### WHAT YOU WILL DO
Locate each line below that contains the string "Facility", matching case exactly, and copy those lines in full.

### TASK DATA
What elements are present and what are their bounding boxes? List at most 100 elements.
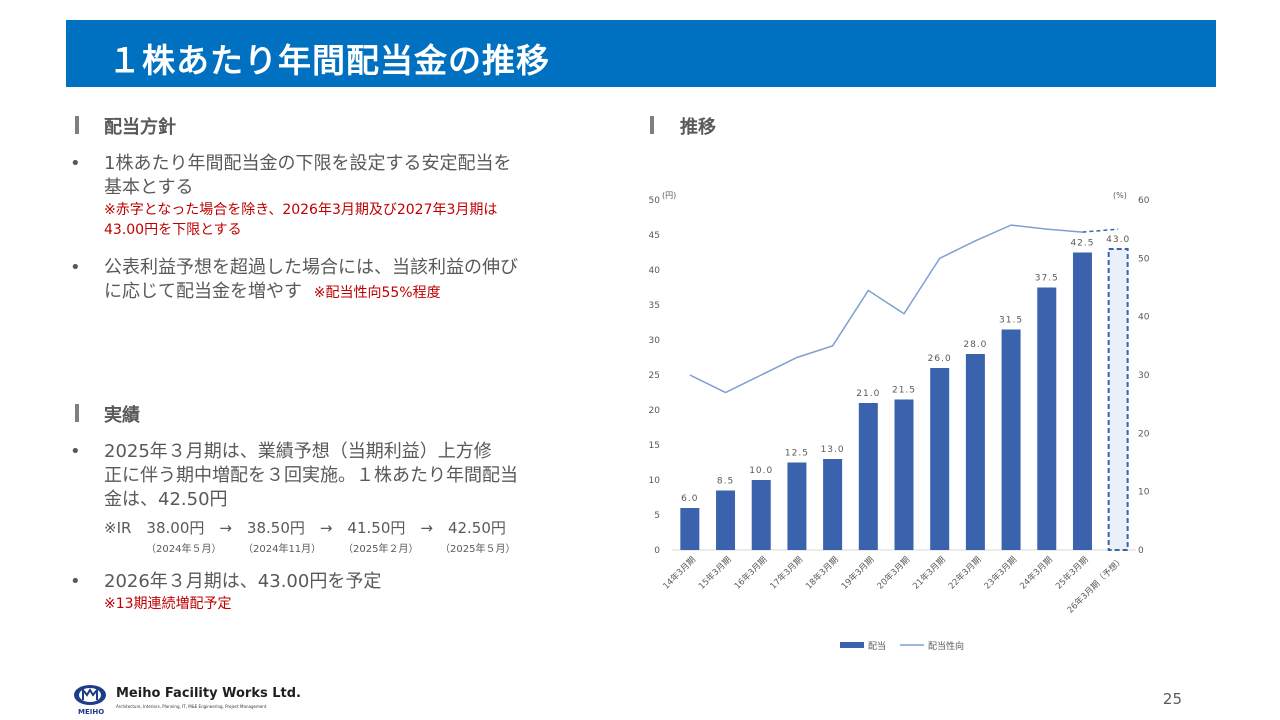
left-tick-label: 10 bbox=[649, 476, 661, 486]
bar-value-label: 8.5 bbox=[717, 477, 734, 487]
ir-date-3: （2025年２月） bbox=[343, 544, 419, 555]
category-label: 20年3月期 bbox=[875, 554, 912, 591]
dividend-bar bbox=[894, 399, 914, 550]
dividend-bar bbox=[1072, 252, 1092, 550]
title-bar: １株あたり年間配当金の推移 bbox=[66, 20, 1216, 87]
policy-bullet-1-line2: 基本とする bbox=[104, 177, 194, 198]
dividend-bar bbox=[965, 354, 985, 550]
left-tick-label: 35 bbox=[649, 301, 660, 311]
dividend-bar bbox=[1001, 329, 1021, 550]
bullet-dot: • bbox=[70, 441, 81, 462]
right-tick-label: 10 bbox=[1138, 488, 1150, 498]
dividend-bar bbox=[823, 459, 843, 550]
right-tick-label: 20 bbox=[1138, 429, 1150, 439]
category-label: 15年3月期 bbox=[696, 554, 733, 591]
right-tick-label: 0 bbox=[1138, 546, 1144, 556]
category-label: 23年3月期 bbox=[982, 554, 1019, 591]
policy-heading: 配当方針 bbox=[104, 117, 176, 138]
meiho-logo-icon bbox=[74, 685, 106, 705]
bullet-dot: • bbox=[70, 257, 81, 278]
left-tick-label: 0 bbox=[654, 546, 660, 556]
ir-date-2: （2024年11月） bbox=[243, 544, 322, 555]
bar-value-label: 12.5 bbox=[785, 449, 809, 459]
category-label: 17年3月期 bbox=[768, 554, 805, 591]
left-axis-unit: (円) bbox=[662, 191, 676, 200]
chart-heading: 推移 bbox=[680, 117, 716, 138]
policy-note-2: 43.00円を下限とする bbox=[104, 222, 242, 238]
right-axis-unit: (%) bbox=[1113, 191, 1127, 200]
section-marker bbox=[75, 404, 79, 422]
forecast-bar bbox=[1107, 248, 1129, 551]
bar-value-label: 26.0 bbox=[928, 354, 952, 364]
category-label: 25年3月期 bbox=[1053, 554, 1090, 591]
left-tick-label: 30 bbox=[649, 336, 661, 346]
legend-bar-swatch bbox=[840, 642, 864, 648]
section-marker bbox=[650, 116, 654, 134]
bar-value-label: 21.5 bbox=[892, 386, 916, 396]
bar-value-label: 37.5 bbox=[1035, 274, 1059, 284]
category-label: 16年3月期 bbox=[732, 554, 769, 591]
results-heading: 実績 bbox=[104, 405, 140, 426]
policy-bullet-1: • 1株あたり年間配当金の下限を設定する安定配当を 基本とする ※赤字となった場… bbox=[70, 152, 564, 240]
bar-value-label: 28.0 bbox=[963, 340, 987, 350]
left-tick-label: 40 bbox=[649, 266, 661, 276]
category-label: 24年3月期 bbox=[1018, 554, 1055, 591]
results-bullet-1-line3: 金は、42.50円 bbox=[104, 489, 228, 510]
bullet-dot: • bbox=[70, 571, 81, 592]
legend-bar-label: 配当 bbox=[868, 640, 886, 652]
category-label: 14年3月期 bbox=[661, 554, 698, 591]
policy-bullet-2-line1: 公表利益予想を超過した場合には、当該利益の伸び bbox=[104, 257, 518, 278]
right-tick-label: 50 bbox=[1138, 254, 1150, 264]
bar-value-label: 13.0 bbox=[821, 445, 845, 455]
results-bullet-1: • 2025年３月期は、業績予想（当期利益）上方修 正に伴う期中増配を３回実施。… bbox=[70, 440, 574, 512]
dividend-bar bbox=[930, 368, 950, 550]
results-bullet-1-line2: 正に伴う期中増配を３回実施。１株あたり年間配当 bbox=[104, 465, 518, 486]
bar-value-label: 42.5 bbox=[1070, 239, 1094, 249]
page-number: 25 bbox=[1162, 690, 1182, 708]
left-tick-label: 15 bbox=[649, 441, 660, 451]
category-label: 19年3月期 bbox=[839, 554, 876, 591]
payout-ratio-forecast-line bbox=[1082, 228, 1119, 233]
left-tick-label: 45 bbox=[649, 231, 660, 241]
policy-note-1: ※赤字となった場合を除き、2026年3月期及び2027年3月期は bbox=[104, 202, 498, 218]
right-tick-label: 60 bbox=[1138, 196, 1150, 206]
left-tick-label: 50 bbox=[649, 196, 661, 206]
ir-date-1: （2024年５月） bbox=[146, 544, 222, 555]
page-title: １株あたり年間配当金の推移 bbox=[108, 41, 550, 80]
company-name: Meiho Facility Works Ltd. bbox=[116, 686, 301, 701]
payout-ratio-line bbox=[689, 224, 1083, 394]
policy-bullet-1-line1: 1株あたり年間配当金の下限を設定する安定配当を bbox=[104, 153, 512, 174]
category-label: 22年3月期 bbox=[946, 554, 983, 591]
bar-value-label: 43.0 bbox=[1106, 235, 1130, 245]
left-tick-label: 20 bbox=[649, 406, 661, 416]
bullet-dot: • bbox=[70, 153, 81, 174]
policy-bullet-2: • 公表利益予想を超過した場合には、当該利益の伸び に応じて配当金を増やす ※配… bbox=[70, 256, 574, 304]
dividend-bar bbox=[680, 508, 700, 550]
dividend-bar bbox=[787, 462, 807, 550]
results-bullet-1-line1: 2025年３月期は、業績予想（当期利益）上方修 bbox=[104, 441, 492, 462]
bar-value-label: 21.0 bbox=[856, 389, 880, 399]
logo-word: MEIHO bbox=[78, 708, 105, 716]
left-tick-label: 25 bbox=[649, 371, 660, 381]
left-tick-label: 5 bbox=[654, 511, 660, 521]
bar-value-label: 6.0 bbox=[681, 494, 698, 504]
ir-date-4: （2025年５月） bbox=[440, 544, 516, 555]
company-tagline: Architecture, Interiors, Planning, IT, M… bbox=[116, 704, 267, 709]
dividend-bar bbox=[858, 403, 878, 550]
section-marker bbox=[75, 116, 79, 134]
results-note: ※13期連続増配予定 bbox=[104, 596, 232, 612]
category-label: 21年3月期 bbox=[911, 554, 948, 591]
category-label: 26年3月期（予想） bbox=[1065, 554, 1126, 615]
policy-bullet-2-line2: に応じて配当金を増やす bbox=[104, 281, 302, 302]
results-bullet-2-line1: 2026年３月期は、43.00円を予定 bbox=[104, 571, 382, 592]
bar-value-label: 10.0 bbox=[749, 466, 773, 476]
results-bullet-2: • 2026年３月期は、43.00円を予定 ※13期連続増配予定 bbox=[70, 570, 574, 614]
bar-value-label: 31.5 bbox=[999, 316, 1023, 326]
dividend-bar bbox=[1037, 287, 1057, 550]
ir-history: ※IR 38.00円 → 38.50円 → 41.50円 → 42.50円 bbox=[104, 519, 506, 537]
dividend-bar bbox=[751, 480, 771, 550]
policy-note-3: ※配当性向55%程度 bbox=[313, 285, 441, 301]
company-logo: MEIHO Meiho Facility Works Ltd. Architec… bbox=[72, 684, 301, 716]
right-tick-label: 30 bbox=[1138, 371, 1150, 381]
legend-line-label: 配当性向 bbox=[928, 640, 964, 652]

### THE SOLUTION
company-name: Meiho Facility Works Ltd. bbox=[116, 686, 301, 701]
company-logo: MEIHO Meiho Facility Works Ltd. Architec… bbox=[72, 684, 301, 716]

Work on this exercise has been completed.